[To do] Every line in the listing is to be echoed verbatim.

=======

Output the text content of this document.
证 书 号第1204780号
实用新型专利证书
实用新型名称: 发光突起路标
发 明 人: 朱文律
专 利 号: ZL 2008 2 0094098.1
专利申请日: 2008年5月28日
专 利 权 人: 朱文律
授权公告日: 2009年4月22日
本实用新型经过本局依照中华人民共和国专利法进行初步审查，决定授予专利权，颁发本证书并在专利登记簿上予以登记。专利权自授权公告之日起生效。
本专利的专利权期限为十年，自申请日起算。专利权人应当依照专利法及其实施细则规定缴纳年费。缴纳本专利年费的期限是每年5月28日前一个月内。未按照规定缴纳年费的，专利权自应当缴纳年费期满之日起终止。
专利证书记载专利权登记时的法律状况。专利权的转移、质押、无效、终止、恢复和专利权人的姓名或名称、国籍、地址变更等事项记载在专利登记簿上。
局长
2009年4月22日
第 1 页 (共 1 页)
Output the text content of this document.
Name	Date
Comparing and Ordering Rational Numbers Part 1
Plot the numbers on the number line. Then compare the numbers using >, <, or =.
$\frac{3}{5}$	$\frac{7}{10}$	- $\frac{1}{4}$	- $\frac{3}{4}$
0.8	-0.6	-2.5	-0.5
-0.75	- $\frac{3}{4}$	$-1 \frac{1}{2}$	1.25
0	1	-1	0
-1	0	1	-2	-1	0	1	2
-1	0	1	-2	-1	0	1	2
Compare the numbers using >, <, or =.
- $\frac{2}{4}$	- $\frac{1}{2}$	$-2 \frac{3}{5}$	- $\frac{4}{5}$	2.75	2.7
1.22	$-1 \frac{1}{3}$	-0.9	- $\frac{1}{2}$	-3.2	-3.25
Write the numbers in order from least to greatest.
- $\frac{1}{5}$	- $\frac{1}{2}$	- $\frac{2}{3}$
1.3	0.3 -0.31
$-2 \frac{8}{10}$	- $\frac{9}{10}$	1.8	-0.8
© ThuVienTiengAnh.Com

=======

[Written solution]
Output the text content of this document.
证 书 号第1204780号
实用新型专利证书
实用新型名称: 发光突起路标
发 明 人: 朱文律
专 利 号: ZL 2008 2 0094098.1
专利申请日: 2008年5月28日
专 利 权 人: 朱文律
授权公告日: 2009年4月22日
本实用新型经过本局依照中华人民共和国专利法进行初步审查，决定授予专利权，颁发本证书并在专利登记簿上予以登记。专利权自授权公告之日起生效。
本专利的专利权期限为十年，自申请日起算。专利权人应当依照专利法及其实施细则规定缴纳年费。缴纳本专利年费的期限是每年5月28日前一个月内。未按照规定缴纳年费的，专利权自应当缴纳年费期满之日起终止。
专利证书记载专利权登记时的法律状况。专利权的转移、质押、无效、终止、恢复和专利权人的姓名或名称、国籍、地址变更等事项记载在专利登记簿上。
局长
2009年4月22日
第 1 页 (共 1 页)
Output the text content of this document.
Name	Date
Comparing and Ordering Rational Numbers Part 1
Plot the numbers on the number line. Then compare the numbers using >, <, or =.
$\frac{3}{5}$	$\frac{7}{10}$	- $\frac{1}{4}$	- $\frac{3}{4}$
0.8	-0.6	-2.5	-0.5
-0.75	- $\frac{3}{4}$	$-1 \frac{1}{2}$	1.25
0	1	-1	0
-1	0	1	-2	-1	0	1	2
-1	0	1	-2	-1	0	1	2
Compare the numbers using >, <, or =.
- $\frac{2}{4}$	- $\frac{1}{2}$	$-2 \frac{3}{5}$	- $\frac{4}{5}$	2.75	2.7
1.22	$-1 \frac{1}{3}$	-0.9	- $\frac{1}{2}$	-3.2	-3.25
Write the numbers in order from least to greatest.
- $\frac{1}{5}$	- $\frac{1}{2}$	- $\frac{2}{3}$
1.3	0.3 -0.31
$-2 \frac{8}{10}$	- $\frac{9}{10}$	1.8	-0.8
© ThuVienTiengAnh.Com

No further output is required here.